• ENTRIES SHOWN
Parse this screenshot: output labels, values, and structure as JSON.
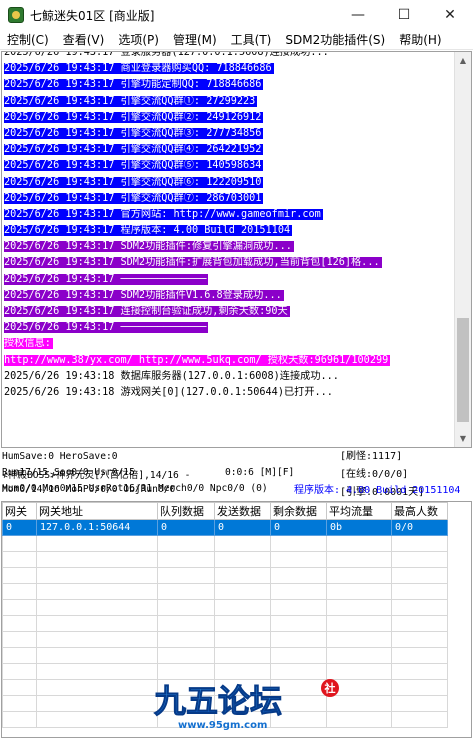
{
  "window": {
    "title": "七鲸迷失01区 [商业版]",
    "minimize": "—",
    "maximize": "☐",
    "close": "✕"
  },
  "menu": [
    "控制(C)",
    "查看(V)",
    "选项(P)",
    "管理(M)",
    "工具(T)",
    "SDM2功能插件(S)",
    "帮助(H)"
  ],
  "log": [
    {
      "text": "2025/6/26 19:43:17 登录服务器(127.0.0.1:5608)连接成功...",
      "style": "plain"
    },
    {
      "text": "2025/6/26 19:43:17 商业登录器购买QQ: 718846686",
      "style": "blue"
    },
    {
      "text": "2025/6/26 19:43:17 引擎功能定制QQ: 718846686",
      "style": "blue"
    },
    {
      "text": "2025/6/26 19:43:17 引擎交流QQ群①: 27299223",
      "style": "blue"
    },
    {
      "text": "2025/6/26 19:43:17 引擎交流QQ群②: 249126912",
      "style": "blue"
    },
    {
      "text": "2025/6/26 19:43:17 引擎交流QQ群③: 277734856",
      "style": "blue"
    },
    {
      "text": "2025/6/26 19:43:17 引擎交流QQ群④: 264221952",
      "style": "blue"
    },
    {
      "text": "2025/6/26 19:43:17 引擎交流QQ群⑤: 140598634",
      "style": "blue"
    },
    {
      "text": "2025/6/26 19:43:17 引擎交流QQ群⑥: 122209510",
      "style": "blue"
    },
    {
      "text": "2025/6/26 19:43:17 引擎交流QQ群⑦: 286703001",
      "style": "blue"
    },
    {
      "text": "2025/6/26 19:43:17 官方网站: http://www.gameofmir.com",
      "style": "blue"
    },
    {
      "text": "2025/6/26 19:43:17 程序版本: 4.00 Build 20151104",
      "style": "blue"
    },
    {
      "text": "2025/6/26 19:43:17 SDM2功能插件:修复引擎漏洞成功...",
      "style": "purple"
    },
    {
      "text": "2025/6/26 19:43:17 SDM2功能插件:扩展背包加载成功,当前背包[126]格...",
      "style": "purple"
    },
    {
      "text": "2025/6/26 19:43:17 ──────────────",
      "style": "purple"
    },
    {
      "text": "2025/6/26 19:43:17 SDM2功能插件V1.6.8登录成功...",
      "style": "purple"
    },
    {
      "text": "2025/6/26 19:43:17 连接控制台验证成功,剩余天数:90天",
      "style": "purple"
    },
    {
      "text": "2025/6/26 19:43:17 ──────────────",
      "style": "purple"
    },
    {
      "text": "授权信息:",
      "style": "magenta"
    },
    {
      "text": "http://www.387yx.com/ http://www.5ukq.com/ 授权天数:96961/100299",
      "style": "magenta"
    },
    {
      "text": "2025/6/26 19:43:18 数据库服务器(127.0.0.1:6008)连接成功...",
      "style": "plain"
    },
    {
      "text": "2025/6/26 19:43:18 游戏网关[0](127.0.0.1:50644)已打开...",
      "style": "plain"
    }
  ],
  "status": {
    "line1": "HumSave:0 HeroSave:0",
    "line2a": "Run17/15 Soc0/0 Usr0/15",
    "line2b": "0:0:6 [M][F]",
    "line3": "Hum0/0 Mon0/15 UsrRot16/31 Merch0/0 Npc0/0 (0)",
    "line4": "≮神殿BOSS≯神界元灵[八百亿倍],14/16 -",
    "line5": "Mon0/14/16 MonP0/0/0 ObjRun0/0",
    "refresh": "[刷怪:1117]",
    "online": "[在线:0/0/0]",
    "engine": "[引擎:0.0001天]",
    "version": "程序版本: 4.00 Build 20151104"
  },
  "table": {
    "headers": [
      "网关",
      "网关地址",
      "队列数据",
      "发送数据",
      "剩余数据",
      "平均流量",
      "最高人数"
    ],
    "rows": [
      [
        "0",
        "127.0.0.1:50644",
        "0",
        "0",
        "0",
        "0b",
        "0/0"
      ]
    ]
  },
  "logo": {
    "text": "九五论坛",
    "url": "www.95gm.com",
    "badge": "社"
  }
}
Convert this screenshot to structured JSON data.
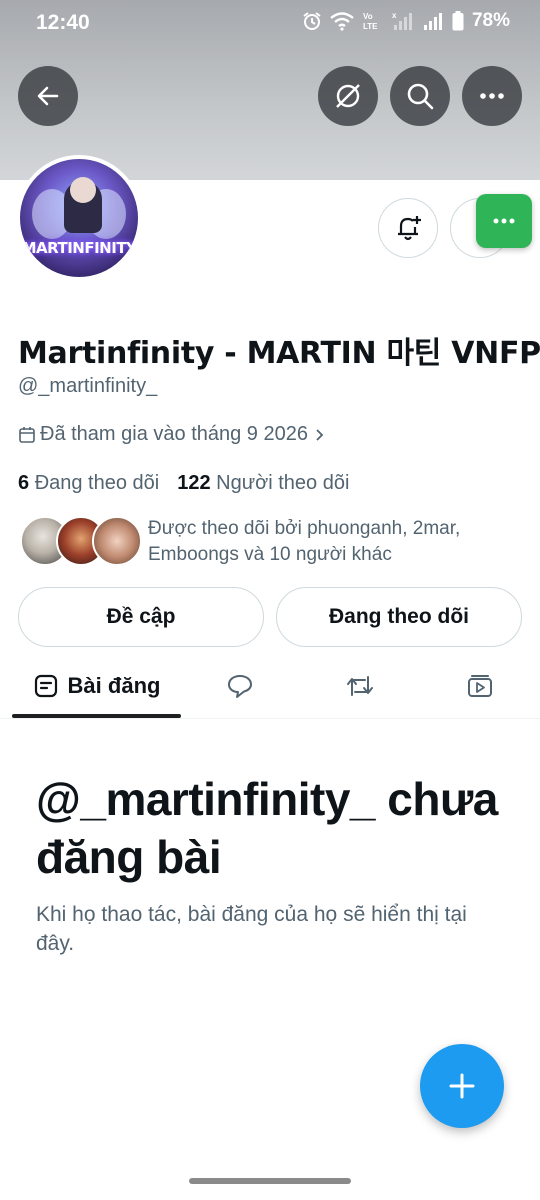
{
  "status_bar": {
    "time": "12:40",
    "battery": "78%"
  },
  "profile": {
    "display_name": "Martinfinity - MARTIN 마틴 VNFP",
    "handle": "@_martinfinity_",
    "joined": "Đã tham gia vào tháng 9 2026",
    "avatar_text": "MARTINFINITY",
    "following_count": "6",
    "following_label": "Đang theo dõi",
    "followers_count": "122",
    "followers_label": "Người theo dõi",
    "followed_by_text": "Được theo dõi bởi phuonganh, 2mar, Emboongs và 10 người khác"
  },
  "actions": {
    "mention_label": "Đề cập",
    "following_label": "Đang theo dõi"
  },
  "tabs": [
    {
      "label": "Bài đăng",
      "icon": "posts-icon",
      "active": true
    },
    {
      "label": "",
      "icon": "replies-icon",
      "active": false
    },
    {
      "label": "",
      "icon": "reposts-icon",
      "active": false
    },
    {
      "label": "",
      "icon": "media-icon",
      "active": false
    }
  ],
  "empty_state": {
    "title": "@_martinfinity_ chưa đăng bài",
    "description": "Khi họ thao tác, bài đăng của họ sẽ hiển thị tại đây."
  },
  "colors": {
    "accent": "#1d9bf0",
    "floating_chat": "#2fb457",
    "text_secondary": "#536471"
  }
}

• SHORT EXERCISE
Set down all the entries exactly as they appear, but skip any pictures.

• REPLY
Parse this screenshot: output labels, values, and structure as JSON.
{
  "window": {
    "title": "七鲸迷失01区 [商业版]",
    "minimize": "—",
    "maximize": "☐",
    "close": "✕"
  },
  "menu": [
    "控制(C)",
    "查看(V)",
    "选项(P)",
    "管理(M)",
    "工具(T)",
    "SDM2功能插件(S)",
    "帮助(H)"
  ],
  "log": [
    {
      "text": "2025/6/26 19:43:17 登录服务器(127.0.0.1:5608)连接成功...",
      "style": "plain"
    },
    {
      "text": "2025/6/26 19:43:17 商业登录器购买QQ: 718846686",
      "style": "blue"
    },
    {
      "text": "2025/6/26 19:43:17 引擎功能定制QQ: 718846686",
      "style": "blue"
    },
    {
      "text": "2025/6/26 19:43:17 引擎交流QQ群①: 27299223",
      "style": "blue"
    },
    {
      "text": "2025/6/26 19:43:17 引擎交流QQ群②: 249126912",
      "style": "blue"
    },
    {
      "text": "2025/6/26 19:43:17 引擎交流QQ群③: 277734856",
      "style": "blue"
    },
    {
      "text": "2025/6/26 19:43:17 引擎交流QQ群④: 264221952",
      "style": "blue"
    },
    {
      "text": "2025/6/26 19:43:17 引擎交流QQ群⑤: 140598634",
      "style": "blue"
    },
    {
      "text": "2025/6/26 19:43:17 引擎交流QQ群⑥: 122209510",
      "style": "blue"
    },
    {
      "text": "2025/6/26 19:43:17 引擎交流QQ群⑦: 286703001",
      "style": "blue"
    },
    {
      "text": "2025/6/26 19:43:17 官方网站: http://www.gameofmir.com",
      "style": "blue"
    },
    {
      "text": "2025/6/26 19:43:17 程序版本: 4.00 Build 20151104",
      "style": "blue"
    },
    {
      "text": "2025/6/26 19:43:17 SDM2功能插件:修复引擎漏洞成功...",
      "style": "purple"
    },
    {
      "text": "2025/6/26 19:43:17 SDM2功能插件:扩展背包加载成功,当前背包[126]格...",
      "style": "purple"
    },
    {
      "text": "2025/6/26 19:43:17 ──────────────",
      "style": "purple"
    },
    {
      "text": "2025/6/26 19:43:17 SDM2功能插件V1.6.8登录成功...",
      "style": "purple"
    },
    {
      "text": "2025/6/26 19:43:17 连接控制台验证成功,剩余天数:90天",
      "style": "purple"
    },
    {
      "text": "2025/6/26 19:43:17 ──────────────",
      "style": "purple"
    },
    {
      "text": "授权信息:",
      "style": "magenta"
    },
    {
      "text": "http://www.387yx.com/ http://www.5ukq.com/ 授权天数:96961/100299",
      "style": "magenta"
    },
    {
      "text": "2025/6/26 19:43:18 数据库服务器(127.0.0.1:6008)连接成功...",
      "style": "plain"
    },
    {
      "text": "2025/6/26 19:43:18 游戏网关[0](127.0.0.1:50644)已打开...",
      "style": "plain"
    }
  ],
  "status": {
    "line1": "HumSave:0 HeroSave:0",
    "line2a": "Run17/15 Soc0/0 Usr0/15",
    "line2b": "0:0:6 [M][F]",
    "line3": "Hum0/0 Mon0/15 UsrRot16/31 Merch0/0 Npc0/0 (0)",
    "line4": "≮神殿BOSS≯神界元灵[八百亿倍],14/16 -",
    "line5": "Mon0/14/16 MonP0/0/0 ObjRun0/0",
    "refresh": "[刷怪:1117]",
    "online": "[在线:0/0/0]",
    "engine": "[引擎:0.0001天]",
    "version": "程序版本: 4.00 Build 20151104"
  },
  "table": {
    "headers": [
      "网关",
      "网关地址",
      "队列数据",
      "发送数据",
      "剩余数据",
      "平均流量",
      "最高人数"
    ],
    "rows": [
      [
        "0",
        "127.0.0.1:50644",
        "0",
        "0",
        "0",
        "0b",
        "0/0"
      ]
    ]
  },
  "logo": {
    "text": "九五论坛",
    "url": "www.95gm.com",
    "badge": "社"
  }
}
Convert this screenshot to structured JSON data.
{
  "status_bar": {
    "time": "12:40",
    "battery": "78%"
  },
  "profile": {
    "display_name": "Martinfinity - MARTIN 마틴 VNFP",
    "handle": "@_martinfinity_",
    "joined": "Đã tham gia vào tháng 9 2026",
    "avatar_text": "MARTINFINITY",
    "following_count": "6",
    "following_label": "Đang theo dõi",
    "followers_count": "122",
    "followers_label": "Người theo dõi",
    "followed_by_text": "Được theo dõi bởi phuonganh, 2mar, Emboongs và 10 người khác"
  },
  "actions": {
    "mention_label": "Đề cập",
    "following_label": "Đang theo dõi"
  },
  "tabs": [
    {
      "label": "Bài đăng",
      "icon": "posts-icon",
      "active": true
    },
    {
      "label": "",
      "icon": "replies-icon",
      "active": false
    },
    {
      "label": "",
      "icon": "reposts-icon",
      "active": false
    },
    {
      "label": "",
      "icon": "media-icon",
      "active": false
    }
  ],
  "empty_state": {
    "title": "@_martinfinity_ chưa đăng bài",
    "description": "Khi họ thao tác, bài đăng của họ sẽ hiển thị tại đây."
  },
  "colors": {
    "accent": "#1d9bf0",
    "floating_chat": "#2fb457",
    "text_secondary": "#536471"
  }
}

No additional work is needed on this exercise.